===== EXCERPTED TEXT =====

Residents who could do so refugeed in Richmond or on distant farms. Farms and lawns north and west of Petersburg were described as filled with tents occupied by terrorized people. However, within three weeks after the beginning of the shelling, the press was describing the residents as “artful dodgers” and was warning them to be more careful. Sandbags and sometimes bales of cotton were placed around lower floors of buildings. Basements were converted into bombproofs, and in some instances fairly elaborate underground rooms and tunnels were dug in yards, sometimes to create surprise when they were rediscovered in later years.

Letters of the time often tell of a general exodus from Petersburg, but contemporary descriptions are contradictory. One might record that the city appeared to be deserted, but a Confederate soldier noted that business was proceeding almost as usual in one section while shells were falling in nearby streets. Another wrote of seeing ladies knitting on their porch on South Sycamore Street and scarcely looking up as shells fell close by. In any case, refugeeing seems to have been a matter of coming and going, rather than permanent evacuation. Some returning residents explained that they would prefer to be killed by shells than to die of starvation elsewhere.

===== MATERIAL SHOWN =====

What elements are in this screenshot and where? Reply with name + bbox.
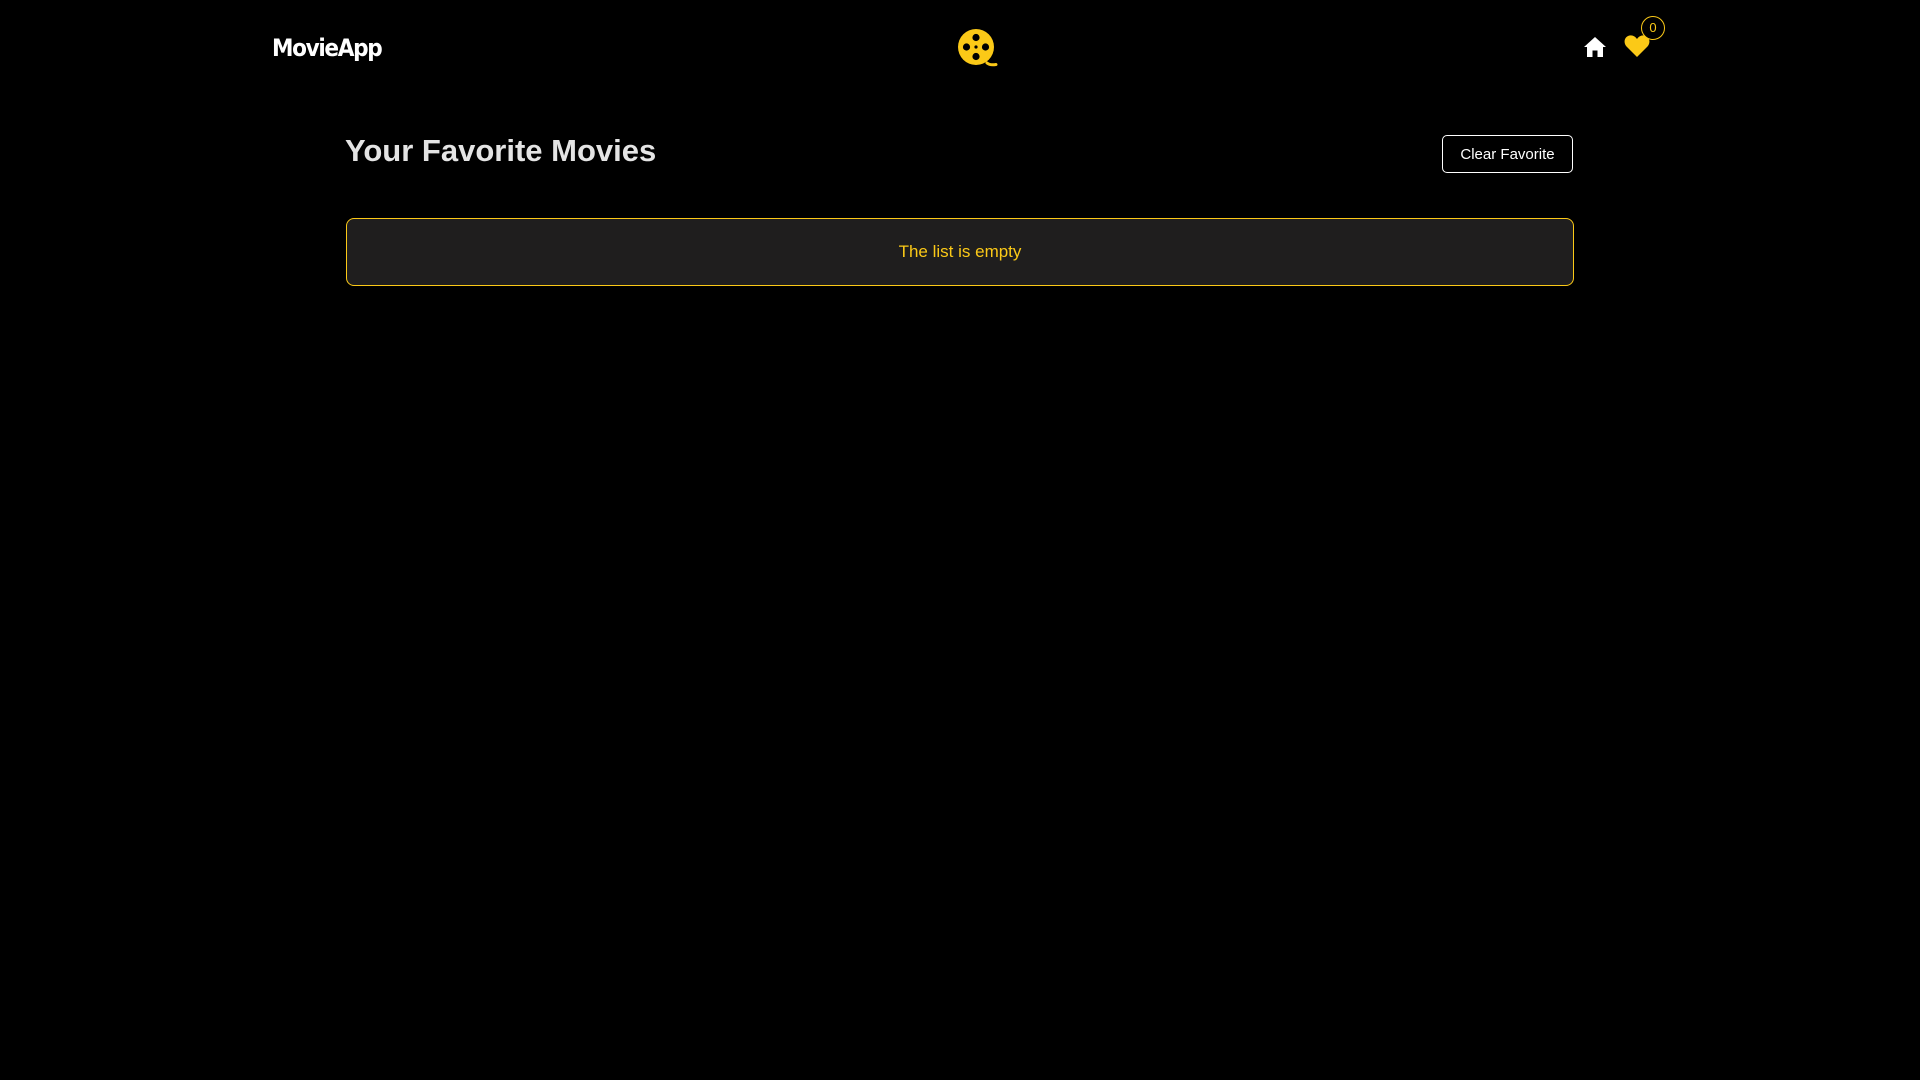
home-link[interactable] xyxy=(1583,36,1607,58)
empty-list-panel: The list is empty xyxy=(346,218,1574,286)
empty-list-message: The list is empty xyxy=(898,242,1022,261)
clear-favorite-button[interactable]: Clear Favorite xyxy=(1442,135,1573,173)
favorites-count-badge: 0 xyxy=(1641,16,1665,40)
navbar: MovieApp 0 xyxy=(0,0,1920,96)
page-title: Your Favorite Movies xyxy=(345,133,657,168)
film-reel-icon xyxy=(958,29,998,67)
home-icon xyxy=(1584,37,1606,57)
brand-link[interactable]: MovieApp xyxy=(272,33,383,63)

=====

> [AIM OF THE EXERCISE] Continue the text on Petersburg residents during the shelling, starting after its final sentence.

> [WRITTEN RESPONSE]
Lee described the ordeal of Petersburg with words of compassion. “Poor Petersburg” is a phrase found in the letters of Confederate soldiers, often followed by the comment that if shelling was intended to weaken morale, it was having the opposite effect. The shelling was intermittent and unpredictable. When it was at its worst, some residents would contribute to the general misery by turning plunderers.

Behind the Union lines a diversion arose of chalking imaginary street addresses on missiles before dispatching them. When a building was seen to be on fire, the guns would concentrate on that point. In order to observe the results, Union soldiers would watch from the roofs of the Friend house and the Avery house, in Prince George County, both of which, like the tower of the courthouse in Petersburg, somehow escaped destruction.

Burials in Blandford Cemetery were suspended, and the yards of Second Presbyterian Church, Grace Episcopal Church, and High Street Methodist Church were used for temporary interments. In some instances the dead were buried in the yards of their homes.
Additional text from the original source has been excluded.